• Material shown
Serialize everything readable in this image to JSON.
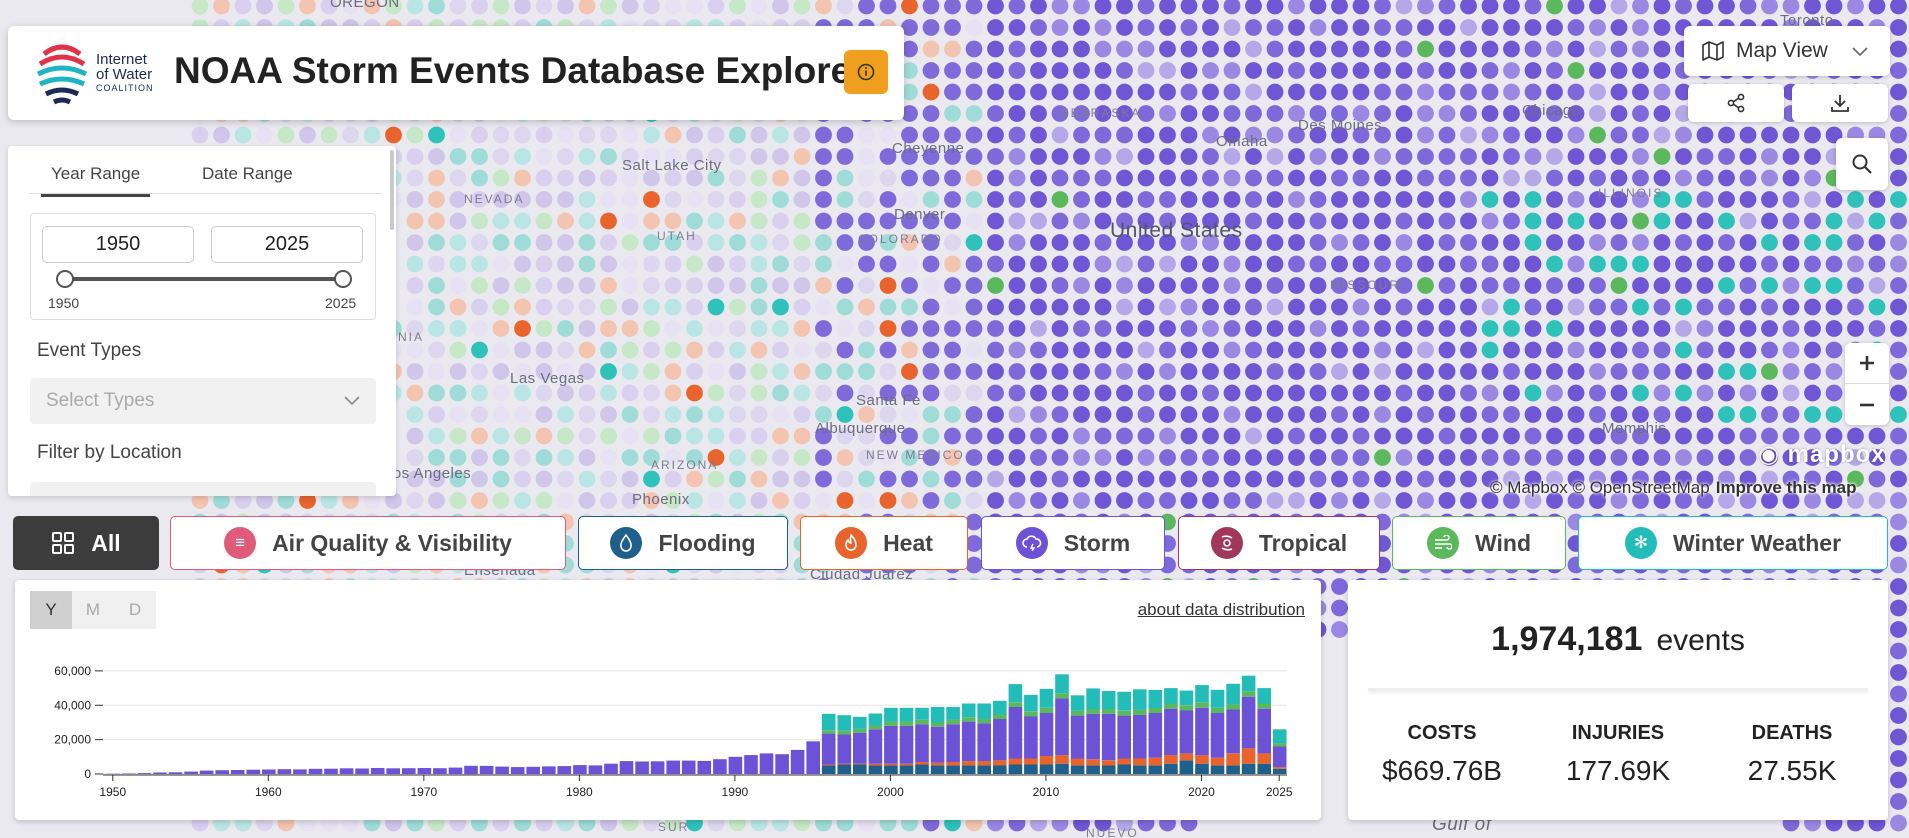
{
  "app": {
    "title": "NOAA Storm Events Database Explorer",
    "logo_lines": [
      "Internet",
      "of Water",
      "COALITION"
    ]
  },
  "filters": {
    "tabs": [
      "Year Range",
      "Date Range"
    ],
    "year_from": "1950",
    "year_to": "2025",
    "slider_min_label": "1950",
    "slider_max_label": "2025",
    "event_types_label": "Event Types",
    "event_types_placeholder": "Select Types",
    "location_label": "Filter by Location"
  },
  "categories": [
    {
      "label": "All",
      "icon": "grid-icon"
    },
    {
      "label": "Air Quality & Visibility",
      "icon": "haze-icon",
      "color": "#e05a7a"
    },
    {
      "label": "Flooding",
      "icon": "droplet-icon",
      "color": "#1e5f8c"
    },
    {
      "label": "Heat",
      "icon": "flame-icon",
      "color": "#e8642c"
    },
    {
      "label": "Storm",
      "icon": "cloud-lightning-icon",
      "color": "#6b52d6"
    },
    {
      "label": "Tropical",
      "icon": "hurricane-icon",
      "color": "#a1385c"
    },
    {
      "label": "Wind",
      "icon": "wind-icon",
      "color": "#5cb85c"
    },
    {
      "label": "Winter Weather",
      "icon": "snowflake-icon",
      "color": "#22bdb8"
    }
  ],
  "map": {
    "view_label": "Map View",
    "attribution": "© Mapbox © OpenStreetMap",
    "improve": "Improve this map",
    "brand": "mapbox",
    "labels": [
      "Salt Lake City",
      "NEVADA",
      "UTAH",
      "Cheyenne",
      "Denver",
      "COLORADO",
      "NEBRASKA",
      "United States",
      "Des Moines",
      "Chicago",
      "Omaha",
      "Las Vegas",
      "Los Angeles",
      "ARIZONA",
      "Phoenix",
      "Santa Fe",
      "Albuquerque",
      "NEW MEXICO",
      "Ensenada",
      "Ciudad Juárez",
      "Toronto",
      "OREGON",
      "ILLINOIS",
      "Memphis",
      "MISSOURI",
      "NIA",
      "SUR",
      "NUEVO",
      "Gulf of"
    ]
  },
  "chart": {
    "granularity": [
      "Y",
      "M",
      "D"
    ],
    "granularity_selected": "Y",
    "about_link": "about data distribution"
  },
  "chart_data": {
    "type": "bar",
    "stacked": true,
    "xlabel": "",
    "ylabel": "",
    "ylim": [
      0,
      70000
    ],
    "yticks": [
      "0",
      "20,000",
      "40,000",
      "60,000"
    ],
    "xticks": [
      "1950",
      "1960",
      "1970",
      "1980",
      "1990",
      "2000",
      "2010",
      "2020",
      "2025"
    ],
    "categories": [
      1950,
      1951,
      1952,
      1953,
      1954,
      1955,
      1956,
      1957,
      1958,
      1959,
      1960,
      1961,
      1962,
      1963,
      1964,
      1965,
      1966,
      1967,
      1968,
      1969,
      1970,
      1971,
      1972,
      1973,
      1974,
      1975,
      1976,
      1977,
      1978,
      1979,
      1980,
      1981,
      1982,
      1983,
      1984,
      1985,
      1986,
      1987,
      1988,
      1989,
      1990,
      1991,
      1992,
      1993,
      1994,
      1995,
      1996,
      1997,
      1998,
      1999,
      2000,
      2001,
      2002,
      2003,
      2004,
      2005,
      2006,
      2007,
      2008,
      2009,
      2010,
      2011,
      2012,
      2013,
      2014,
      2015,
      2016,
      2017,
      2018,
      2019,
      2020,
      2021,
      2022,
      2023,
      2024,
      2025
    ],
    "series": [
      {
        "name": "Flooding",
        "color": "#1e5f8c",
        "values": [
          0,
          0,
          0,
          0,
          0,
          0,
          0,
          0,
          0,
          0,
          0,
          0,
          0,
          0,
          0,
          0,
          0,
          0,
          0,
          0,
          0,
          0,
          0,
          0,
          0,
          0,
          0,
          0,
          0,
          0,
          0,
          0,
          0,
          0,
          0,
          0,
          0,
          0,
          0,
          0,
          0,
          0,
          0,
          0,
          0,
          0,
          5000,
          5500,
          5500,
          5000,
          5000,
          5000,
          5500,
          5000,
          5000,
          5000,
          5000,
          5000,
          5500,
          5500,
          5500,
          6000,
          5000,
          5000,
          5000,
          5500,
          5000,
          5000,
          6000,
          8000,
          6000,
          5000,
          5000,
          6000,
          6000,
          3000
        ]
      },
      {
        "name": "Heat",
        "color": "#e8642c",
        "values": [
          0,
          0,
          0,
          0,
          0,
          0,
          0,
          0,
          0,
          0,
          0,
          0,
          0,
          0,
          0,
          0,
          0,
          0,
          0,
          0,
          0,
          0,
          0,
          0,
          0,
          0,
          0,
          0,
          0,
          0,
          0,
          0,
          0,
          0,
          0,
          0,
          0,
          0,
          0,
          0,
          0,
          0,
          0,
          0,
          0,
          0,
          500,
          500,
          500,
          1000,
          1000,
          1000,
          1500,
          1500,
          2000,
          2500,
          2500,
          3000,
          3500,
          3500,
          5000,
          5000,
          4000,
          3500,
          3000,
          3500,
          4000,
          4500,
          5000,
          4000,
          5000,
          4500,
          7000,
          9000,
          6000,
          1000
        ]
      },
      {
        "name": "Storm",
        "color": "#6b52d6",
        "values": [
          200,
          300,
          500,
          900,
          1000,
          1400,
          2000,
          2200,
          2300,
          2500,
          2600,
          2800,
          2700,
          3000,
          3100,
          3300,
          3200,
          3500,
          3300,
          3400,
          3500,
          3400,
          3700,
          4800,
          4700,
          4300,
          4000,
          4200,
          4400,
          4600,
          5200,
          5000,
          6000,
          7500,
          7300,
          7400,
          7800,
          7800,
          7600,
          8600,
          10000,
          11000,
          12000,
          11500,
          14000,
          19000,
          18000,
          17000,
          18000,
          20000,
          22000,
          22000,
          22000,
          21000,
          22000,
          23000,
          22000,
          24000,
          30000,
          24500,
          25000,
          33000,
          25000,
          26500,
          27000,
          25000,
          25500,
          26000,
          27000,
          25000,
          27500,
          26000,
          25500,
          30000,
          26000,
          12000
        ]
      },
      {
        "name": "Wind",
        "color": "#5cb85c",
        "values": [
          0,
          0,
          0,
          0,
          0,
          0,
          0,
          0,
          0,
          0,
          0,
          0,
          0,
          0,
          0,
          0,
          0,
          0,
          0,
          0,
          0,
          0,
          0,
          0,
          0,
          0,
          0,
          0,
          0,
          0,
          0,
          0,
          0,
          0,
          0,
          0,
          0,
          0,
          0,
          0,
          0,
          0,
          0,
          0,
          0,
          0,
          2000,
          2200,
          2200,
          2200,
          2500,
          2500,
          2500,
          2500,
          2500,
          2500,
          2500,
          2600,
          2800,
          3000,
          3000,
          3000,
          2800,
          2800,
          2800,
          2800,
          2800,
          2900,
          3000,
          3000,
          3200,
          3000,
          3000,
          3200,
          3000,
          2000
        ]
      },
      {
        "name": "Winter Weather",
        "color": "#22bdb8",
        "values": [
          0,
          0,
          0,
          0,
          0,
          0,
          0,
          0,
          0,
          0,
          0,
          0,
          0,
          0,
          0,
          0,
          0,
          0,
          0,
          0,
          0,
          0,
          0,
          0,
          0,
          0,
          0,
          0,
          0,
          0,
          0,
          0,
          0,
          0,
          0,
          0,
          0,
          0,
          0,
          0,
          0,
          0,
          0,
          0,
          0,
          0,
          9500,
          9000,
          7000,
          7000,
          8000,
          8000,
          7000,
          9000,
          7500,
          8000,
          9000,
          8000,
          10500,
          9500,
          11000,
          11000,
          9000,
          12000,
          10500,
          11000,
          12000,
          10500,
          9000,
          8500,
          10000,
          10500,
          12000,
          9000,
          9000,
          8000
        ]
      }
    ]
  },
  "stats": {
    "total_value": "1,974,181",
    "total_unit": "events",
    "costs_label": "COSTS",
    "costs_value": "$669.76B",
    "injuries_label": "INJURIES",
    "injuries_value": "177.69K",
    "deaths_label": "DEATHS",
    "deaths_value": "27.55K"
  },
  "colors": {
    "accent": "#f0a01e",
    "storm": "#6b52d6",
    "panel_dark": "#3c3c3c"
  }
}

• Do this
Make a list of all lines in the data that contain "name".

• Result
        "name": "Flooding",
        "name": "Heat",
        "name": "Storm",
        "name": "Wind",
        "name": "Winter Weather",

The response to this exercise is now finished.